Reproduce verbatim every item from the line containing "UI element localization: list" down through the line containing "cell-a-iii: 19 - 22 bbox=[412, 493, 554, 512]", with both of those lines included.

>> begin

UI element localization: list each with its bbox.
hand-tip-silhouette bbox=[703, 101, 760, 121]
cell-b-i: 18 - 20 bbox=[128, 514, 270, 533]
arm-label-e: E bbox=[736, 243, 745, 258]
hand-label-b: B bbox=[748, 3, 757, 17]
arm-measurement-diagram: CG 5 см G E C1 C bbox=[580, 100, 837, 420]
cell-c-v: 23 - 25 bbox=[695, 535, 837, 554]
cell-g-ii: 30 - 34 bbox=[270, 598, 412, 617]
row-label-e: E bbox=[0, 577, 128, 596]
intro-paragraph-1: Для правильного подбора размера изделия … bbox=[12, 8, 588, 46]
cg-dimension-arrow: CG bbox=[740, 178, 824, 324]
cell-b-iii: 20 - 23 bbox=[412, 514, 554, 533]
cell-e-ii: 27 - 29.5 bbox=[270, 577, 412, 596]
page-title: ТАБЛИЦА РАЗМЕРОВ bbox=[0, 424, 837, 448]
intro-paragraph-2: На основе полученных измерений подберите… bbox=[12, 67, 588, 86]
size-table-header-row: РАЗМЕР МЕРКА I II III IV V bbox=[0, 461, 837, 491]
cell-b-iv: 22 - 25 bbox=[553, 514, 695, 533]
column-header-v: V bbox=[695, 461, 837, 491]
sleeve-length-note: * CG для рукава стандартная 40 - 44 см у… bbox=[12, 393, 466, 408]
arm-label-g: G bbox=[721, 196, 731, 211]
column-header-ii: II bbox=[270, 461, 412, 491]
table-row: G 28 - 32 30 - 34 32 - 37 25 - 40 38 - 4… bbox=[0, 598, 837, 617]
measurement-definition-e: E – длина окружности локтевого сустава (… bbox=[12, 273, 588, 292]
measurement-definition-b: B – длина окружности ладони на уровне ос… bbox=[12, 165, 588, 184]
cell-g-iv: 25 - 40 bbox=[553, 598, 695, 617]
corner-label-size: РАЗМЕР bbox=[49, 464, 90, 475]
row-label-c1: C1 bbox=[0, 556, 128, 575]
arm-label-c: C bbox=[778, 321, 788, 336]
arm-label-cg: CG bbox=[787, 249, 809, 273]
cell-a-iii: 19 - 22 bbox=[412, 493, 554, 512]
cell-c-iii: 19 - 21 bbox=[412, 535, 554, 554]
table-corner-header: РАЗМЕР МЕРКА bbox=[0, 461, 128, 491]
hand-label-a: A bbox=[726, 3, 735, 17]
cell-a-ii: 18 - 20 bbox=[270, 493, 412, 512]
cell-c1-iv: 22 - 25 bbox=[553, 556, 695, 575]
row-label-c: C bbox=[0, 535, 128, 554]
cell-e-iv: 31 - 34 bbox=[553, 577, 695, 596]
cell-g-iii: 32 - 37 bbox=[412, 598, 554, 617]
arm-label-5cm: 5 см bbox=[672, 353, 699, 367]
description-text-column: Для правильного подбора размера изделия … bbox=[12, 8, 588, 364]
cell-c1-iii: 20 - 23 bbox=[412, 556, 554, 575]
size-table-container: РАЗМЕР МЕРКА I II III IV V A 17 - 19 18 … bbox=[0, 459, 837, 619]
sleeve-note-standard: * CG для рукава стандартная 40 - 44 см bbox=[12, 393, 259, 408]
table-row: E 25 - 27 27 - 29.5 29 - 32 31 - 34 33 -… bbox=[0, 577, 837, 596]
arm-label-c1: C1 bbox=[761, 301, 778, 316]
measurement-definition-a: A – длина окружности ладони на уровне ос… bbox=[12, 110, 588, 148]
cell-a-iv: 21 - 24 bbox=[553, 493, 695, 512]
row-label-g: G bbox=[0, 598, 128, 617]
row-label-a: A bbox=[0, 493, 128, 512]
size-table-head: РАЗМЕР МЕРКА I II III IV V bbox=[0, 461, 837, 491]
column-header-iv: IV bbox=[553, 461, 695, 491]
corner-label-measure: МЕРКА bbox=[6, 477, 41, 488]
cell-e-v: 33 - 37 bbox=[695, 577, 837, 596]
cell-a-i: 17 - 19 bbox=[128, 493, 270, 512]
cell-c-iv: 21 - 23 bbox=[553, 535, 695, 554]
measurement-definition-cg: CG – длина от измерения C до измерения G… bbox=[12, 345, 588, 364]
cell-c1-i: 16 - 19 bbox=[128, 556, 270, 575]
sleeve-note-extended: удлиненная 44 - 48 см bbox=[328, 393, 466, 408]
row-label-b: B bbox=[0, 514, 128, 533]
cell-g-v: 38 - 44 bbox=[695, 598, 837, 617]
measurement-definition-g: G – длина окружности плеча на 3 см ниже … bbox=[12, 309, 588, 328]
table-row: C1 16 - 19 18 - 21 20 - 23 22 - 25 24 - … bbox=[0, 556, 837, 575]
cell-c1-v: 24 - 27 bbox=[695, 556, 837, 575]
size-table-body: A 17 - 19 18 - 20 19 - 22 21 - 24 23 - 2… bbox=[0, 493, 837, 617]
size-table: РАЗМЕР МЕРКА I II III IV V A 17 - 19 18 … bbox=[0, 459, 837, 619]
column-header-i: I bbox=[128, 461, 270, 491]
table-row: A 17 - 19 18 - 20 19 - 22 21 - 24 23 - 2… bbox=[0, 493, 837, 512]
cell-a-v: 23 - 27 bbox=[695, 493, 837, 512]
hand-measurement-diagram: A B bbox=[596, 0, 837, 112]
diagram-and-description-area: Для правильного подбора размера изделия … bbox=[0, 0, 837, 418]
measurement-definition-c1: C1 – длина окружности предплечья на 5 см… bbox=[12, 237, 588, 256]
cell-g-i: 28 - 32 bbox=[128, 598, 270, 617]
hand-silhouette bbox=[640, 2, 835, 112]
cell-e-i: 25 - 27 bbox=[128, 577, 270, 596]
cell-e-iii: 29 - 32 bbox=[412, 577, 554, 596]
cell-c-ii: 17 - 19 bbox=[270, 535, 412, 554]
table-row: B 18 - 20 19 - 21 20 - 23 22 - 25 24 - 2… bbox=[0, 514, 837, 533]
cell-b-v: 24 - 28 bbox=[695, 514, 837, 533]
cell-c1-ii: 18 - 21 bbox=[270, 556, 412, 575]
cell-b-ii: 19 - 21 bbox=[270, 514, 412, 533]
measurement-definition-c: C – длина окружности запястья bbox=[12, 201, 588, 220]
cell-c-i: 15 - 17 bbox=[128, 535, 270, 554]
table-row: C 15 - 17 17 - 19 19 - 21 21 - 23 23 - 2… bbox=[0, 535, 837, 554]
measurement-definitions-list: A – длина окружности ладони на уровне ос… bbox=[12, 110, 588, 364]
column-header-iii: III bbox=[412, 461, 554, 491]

>> end
>> begin

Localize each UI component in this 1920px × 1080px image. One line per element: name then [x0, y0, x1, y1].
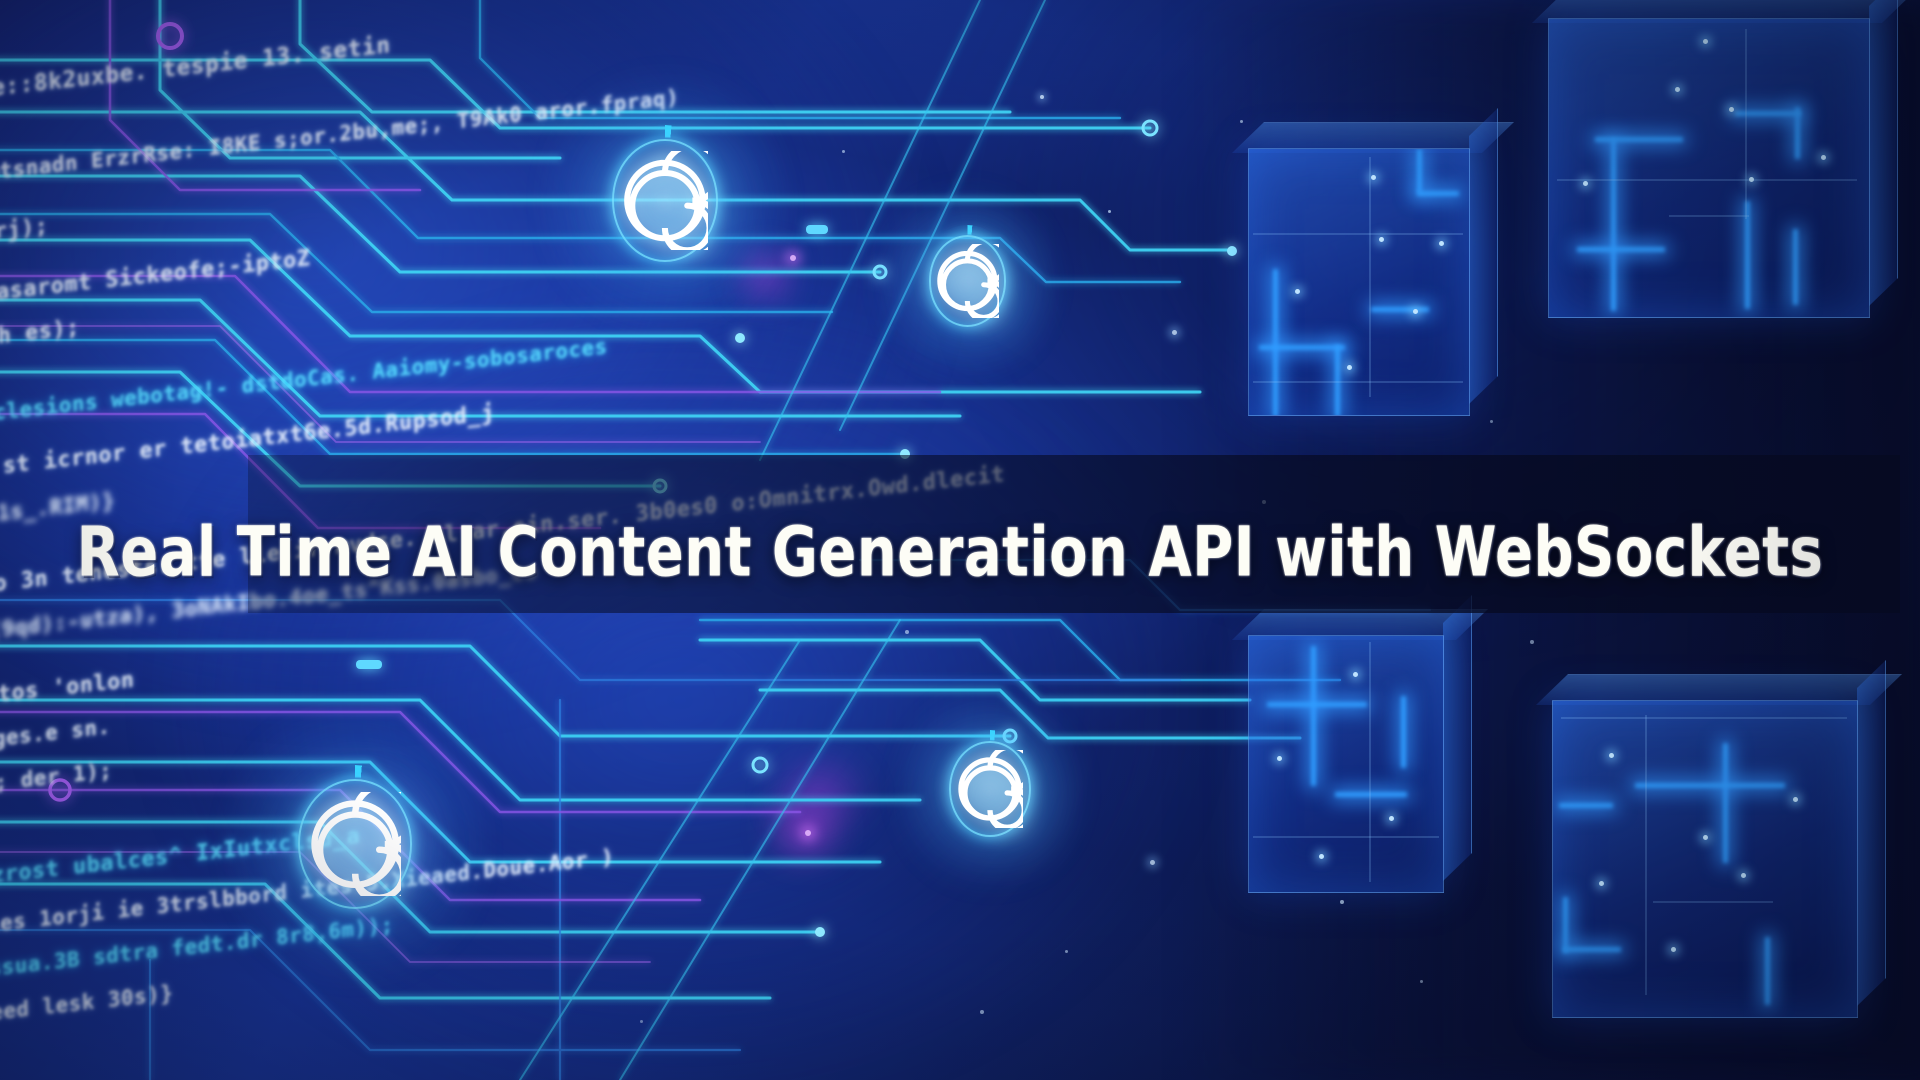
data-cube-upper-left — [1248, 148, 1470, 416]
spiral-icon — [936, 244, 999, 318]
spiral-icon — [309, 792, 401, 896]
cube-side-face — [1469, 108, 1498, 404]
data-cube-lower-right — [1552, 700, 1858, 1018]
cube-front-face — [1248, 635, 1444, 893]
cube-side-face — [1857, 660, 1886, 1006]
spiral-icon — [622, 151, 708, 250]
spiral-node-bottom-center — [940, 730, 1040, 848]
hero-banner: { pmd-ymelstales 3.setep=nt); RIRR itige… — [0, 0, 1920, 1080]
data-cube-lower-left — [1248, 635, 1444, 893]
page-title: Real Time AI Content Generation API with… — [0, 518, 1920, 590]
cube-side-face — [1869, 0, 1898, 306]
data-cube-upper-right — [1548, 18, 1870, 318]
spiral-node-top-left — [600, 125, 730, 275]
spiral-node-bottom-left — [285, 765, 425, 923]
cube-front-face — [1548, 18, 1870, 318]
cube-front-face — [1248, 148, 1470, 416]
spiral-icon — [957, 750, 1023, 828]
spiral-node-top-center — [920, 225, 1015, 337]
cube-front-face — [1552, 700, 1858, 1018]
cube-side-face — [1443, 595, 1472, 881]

>> end

• [Correct response]:
UI element localization: list each with its bbox.
hand-tip-silhouette bbox=[703, 101, 760, 121]
cell-b-i: 18 - 20 bbox=[128, 514, 270, 533]
arm-label-e: E bbox=[736, 243, 745, 258]
hand-label-b: B bbox=[748, 3, 757, 17]
arm-measurement-diagram: CG 5 см G E C1 C bbox=[580, 100, 837, 420]
cell-c-v: 23 - 25 bbox=[695, 535, 837, 554]
cell-g-ii: 30 - 34 bbox=[270, 598, 412, 617]
row-label-e: E bbox=[0, 577, 128, 596]
intro-paragraph-1: Для правильного подбора размера изделия … bbox=[12, 8, 588, 46]
cg-dimension-arrow: CG bbox=[740, 178, 824, 324]
cell-b-iii: 20 - 23 bbox=[412, 514, 554, 533]
cell-e-ii: 27 - 29.5 bbox=[270, 577, 412, 596]
page-title: ТАБЛИЦА РАЗМЕРОВ bbox=[0, 424, 837, 448]
intro-paragraph-2: На основе полученных измерений подберите… bbox=[12, 67, 588, 86]
size-table-header-row: РАЗМЕР МЕРКА I II III IV V bbox=[0, 461, 837, 491]
cell-b-iv: 22 - 25 bbox=[553, 514, 695, 533]
column-header-v: V bbox=[695, 461, 837, 491]
sleeve-length-note: * CG для рукава стандартная 40 - 44 см у… bbox=[12, 393, 466, 408]
arm-label-g: G bbox=[721, 196, 731, 211]
column-header-ii: II bbox=[270, 461, 412, 491]
table-row: G 28 - 32 30 - 34 32 - 37 25 - 40 38 - 4… bbox=[0, 598, 837, 617]
measurement-definition-e: E – длина окружности локтевого сустава (… bbox=[12, 273, 588, 292]
measurement-definition-b: B – длина окружности ладони на уровне ос… bbox=[12, 165, 588, 184]
cell-g-iv: 25 - 40 bbox=[553, 598, 695, 617]
corner-label-size: РАЗМЕР bbox=[49, 464, 90, 475]
row-label-c1: C1 bbox=[0, 556, 128, 575]
arm-label-c: C bbox=[778, 321, 788, 336]
arm-label-cg: CG bbox=[787, 249, 809, 273]
cell-a-iii: 19 - 22 bbox=[412, 493, 554, 512]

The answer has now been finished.